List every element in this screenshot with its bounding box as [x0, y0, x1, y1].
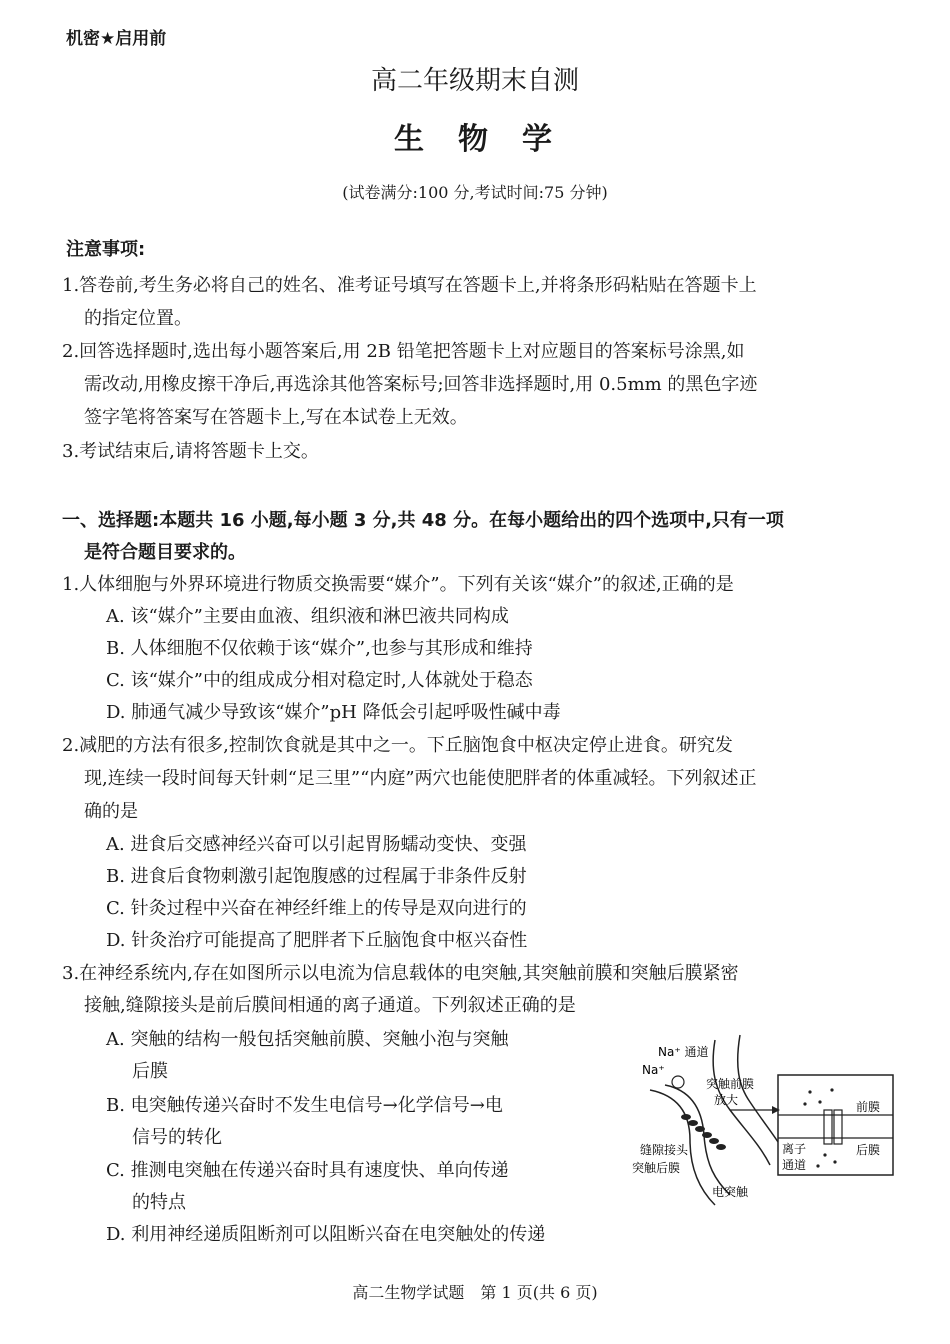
electric-synapse-figure	[620, 1030, 900, 1210]
question-stem: 1.人体细胞与外界环境进行物质交换需要“媒介”。下列有关该“媒介”的叙述,正确的是	[62, 574, 734, 595]
label-presynaptic: 突触前膜	[706, 1077, 755, 1091]
subject-title: 生物学	[394, 122, 586, 157]
label-post-membrane: 后膜	[856, 1143, 881, 1157]
label-gap-junction: 缝隙接头	[640, 1143, 689, 1157]
option-a: A. 突触的结构一般包括突触前膜、突触小泡与突触	[106, 1029, 509, 1050]
label-pre-membrane: 前膜	[856, 1100, 881, 1114]
question-stem-cont: 接触,缝隙接头是前后膜间相通的离子通道。下列叙述正确的是	[84, 995, 576, 1016]
exam-title: 高二年级期末自测	[370, 66, 579, 96]
option-c: C. 推测电突触在传递兴奋时具有速度快、单向传递	[106, 1160, 509, 1181]
option-c: C. 针灸过程中兴奋在神经纤维上的传导是双向进行的	[106, 898, 527, 919]
page-footer: 高二生物学试题 第 1 页(共 6 页)	[352, 1283, 598, 1302]
notice-item-cont: 签字笔将答案写在答题卡上,写在本试卷上无效。	[84, 407, 468, 428]
label-enlarge: 放大	[714, 1093, 739, 1107]
option-b-cont: 信号的转化	[132, 1127, 222, 1148]
option-a-cont: 后膜	[132, 1061, 168, 1082]
label-electric-synapse: 电突触	[712, 1185, 749, 1199]
option-d: D. 利用神经递质阻断剂可以阻断兴奋在电突触处的传递	[106, 1224, 546, 1245]
option-b: B. 人体细胞不仅依赖于该“媒介”,也参与其形成和维持	[106, 638, 533, 659]
notice-item: 1.答卷前,考生务必将自己的姓名、准考证号填写在答题卡上,并将条形码粘贴在答题卡上	[62, 275, 757, 296]
label-ion-2: 通道	[782, 1158, 807, 1172]
exam-info: (试卷满分:100 分,考试时间:75 分钟)	[342, 183, 608, 202]
notice-heading: 注意事项:	[66, 239, 146, 260]
notice-item-cont: 需改动,用橡皮擦干净后,再选涂其他答案标号;回答非选择题时,用 0.5mm 的黑色字迹	[84, 374, 758, 395]
notice-item-cont: 的指定位置。	[84, 308, 192, 329]
label-na-channel: Na⁺ 通道	[658, 1045, 709, 1059]
secret-label: 机密★启用前	[66, 29, 167, 49]
label-na-ion: Na⁺	[642, 1063, 665, 1077]
question-stem: 2.减肥的方法有很多,控制饮食就是其中之一。下丘脑饱食中枢决定停止进食。研究发	[62, 735, 733, 756]
option-d: D. 针灸治疗可能提高了肥胖者下丘脑饱食中枢兴奋性	[106, 930, 528, 951]
question-stem-cont: 现,连续一段时间每天针刺“足三里”“内庭”两穴也能使肥胖者的体重减轻。下列叙述正	[84, 768, 757, 789]
option-d: D. 肺通气减少导致该“媒介”pH 降低会引起呼吸性碱中毒	[106, 702, 561, 723]
option-a: A. 进食后交感神经兴奋可以引起胃肠蠕动变快、变强	[106, 834, 527, 855]
option-b: B. 进食后食物刺激引起饱腹感的过程属于非条件反射	[106, 866, 527, 887]
option-c-cont: 的特点	[132, 1192, 186, 1213]
option-c: C. 该“媒介”中的组成成分相对稳定时,人体就处于稳态	[106, 670, 533, 691]
notice-item: 2.回答选择题时,选出每小题答案后,用 2B 铅笔把答题卡上对应题目的答案标号涂黑,如	[62, 341, 745, 362]
option-b: B. 电突触传递兴奋时不发生电信号→化学信号→电	[106, 1095, 503, 1116]
na-channel-circle	[672, 1076, 684, 1088]
section-heading-cont: 是符合题目要求的。	[84, 542, 246, 563]
label-postsynaptic: 突触后膜	[632, 1161, 681, 1175]
label-ion-1: 离子	[782, 1142, 807, 1156]
arrow-head	[772, 1106, 780, 1114]
question-stem-cont: 确的是	[84, 801, 138, 822]
question-stem: 3.在神经系统内,存在如图所示以电流为信息载体的电突触,其突触前膜和突触后膜紧密	[62, 963, 739, 984]
option-a: A. 该“媒介”主要由血液、组织液和淋巴液共同构成	[106, 606, 509, 627]
notice-item: 3.考试结束后,请将答题卡上交。	[62, 441, 319, 462]
section-heading: 一、选择题:本题共 16 小题,每小题 3 分,共 48 分。在每小题给出的四个选项中,只有一项	[62, 510, 784, 531]
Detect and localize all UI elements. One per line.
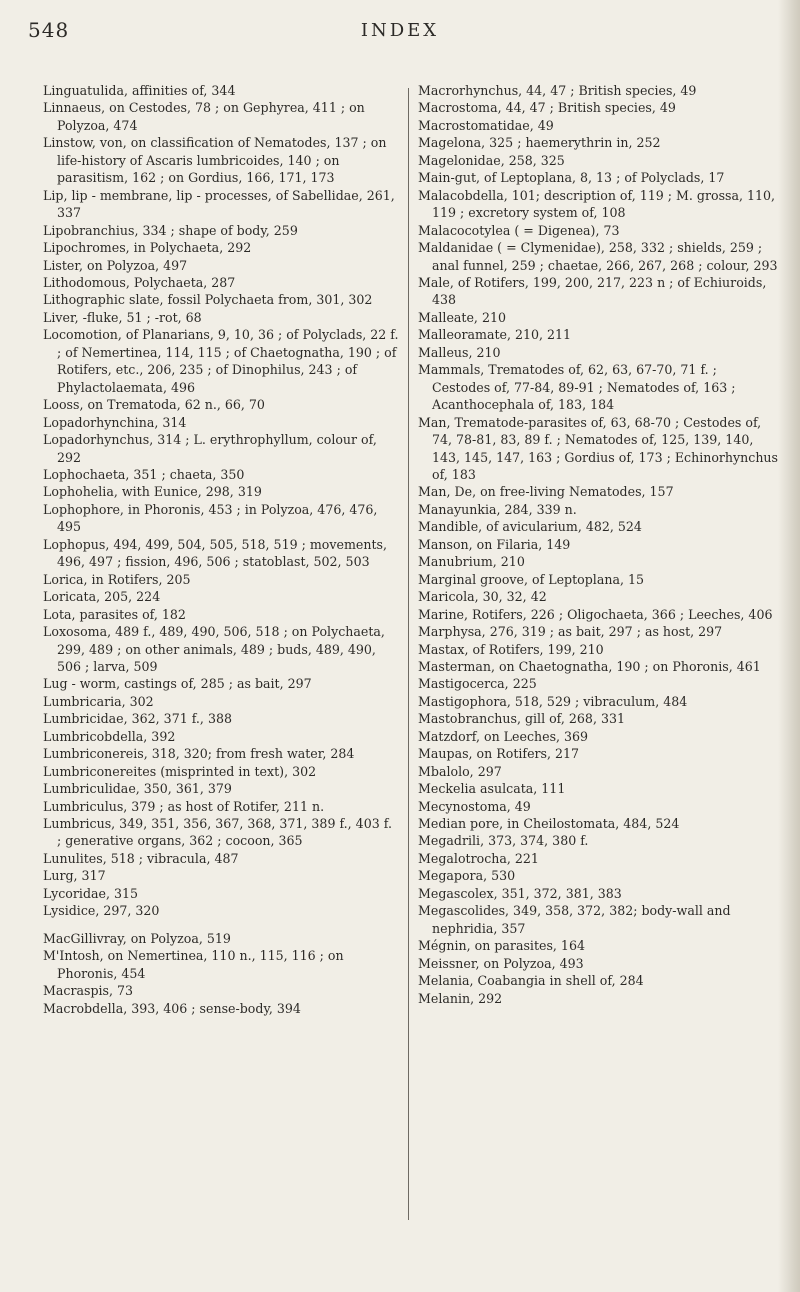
━━━━━━━━━━━━━━━━━━━━
▸ **What the exercise asks**
Reproduce every entry from the line containing "1030, 900, 1210]" down through the line containing "1063, 665, 1077]", swapping "label" for "tag" throughout and leaving everything else as it stands.

▸ **Task response**
electric-synapse-figure	[620, 1030, 900, 1210]
question-stem: 1.人体细胞与外界环境进行物质交换需要“媒介”。下列有关该“媒介”的叙述,正确的是	[62, 574, 734, 595]
tag-presynaptic: 突触前膜	[706, 1077, 755, 1091]
subject-title: 生物学	[394, 122, 586, 157]
tag-post-membrane: 后膜	[856, 1143, 881, 1157]
tag-gap-junction: 缝隙接头	[640, 1143, 689, 1157]
option-a: A. 突触的结构一般包括突触前膜、突触小泡与突触	[106, 1029, 509, 1050]
tag-pre-membrane: 前膜	[856, 1100, 881, 1114]
question-stem-cont: 接触,缝隙接头是前后膜间相通的离子通道。下列叙述正确的是	[84, 995, 576, 1016]
exam-title: 高二年级期末自测	[370, 66, 579, 96]
option-c: C. 推测电突触在传递兴奋时具有速度快、单向传递	[106, 1160, 509, 1181]
option-c: C. 针灸过程中兴奋在神经纤维上的传导是双向进行的	[106, 898, 527, 919]
page-footer: 高二生物学试题 第 1 页(共 6 页)	[352, 1283, 598, 1302]
notice-item-cont: 签字笔将答案写在答题卡上,写在本试卷上无效。	[84, 407, 468, 428]
tag-enlarge: 放大	[714, 1093, 739, 1107]
option-b-cont: 信号的转化	[132, 1127, 222, 1148]
option-a-cont: 后膜	[132, 1061, 168, 1082]
tag-electric-synapse: 电突触	[712, 1185, 749, 1199]
option-d: D. 利用神经递质阻断剂可以阻断兴奋在电突触处的传递	[106, 1224, 546, 1245]
option-b: B. 人体细胞不仅依赖于该“媒介”,也参与其形成和维持	[106, 638, 533, 659]
notice-item: 1.答卷前,考生务必将自己的姓名、准考证号填写在答题卡上,并将条形码粘贴在答题卡上	[62, 275, 757, 296]
tag-ion-2: 通道	[782, 1158, 807, 1172]
exam-info: (试卷满分:100 分,考试时间:75 分钟)	[342, 183, 608, 202]
notice-heading: 注意事项:	[66, 239, 146, 260]
notice-item-cont: 需改动,用橡皮擦干净后,再选涂其他答案标号;回答非选择题时,用 0.5mm 的黑色字迹	[84, 374, 758, 395]
notice-item-cont: 的指定位置。	[84, 308, 192, 329]
tag-na-channel: Na⁺ 通道	[658, 1045, 709, 1059]
secret-tag: 机密★启用前	[66, 29, 167, 49]
tag-na-ion: Na⁺	[642, 1063, 665, 1077]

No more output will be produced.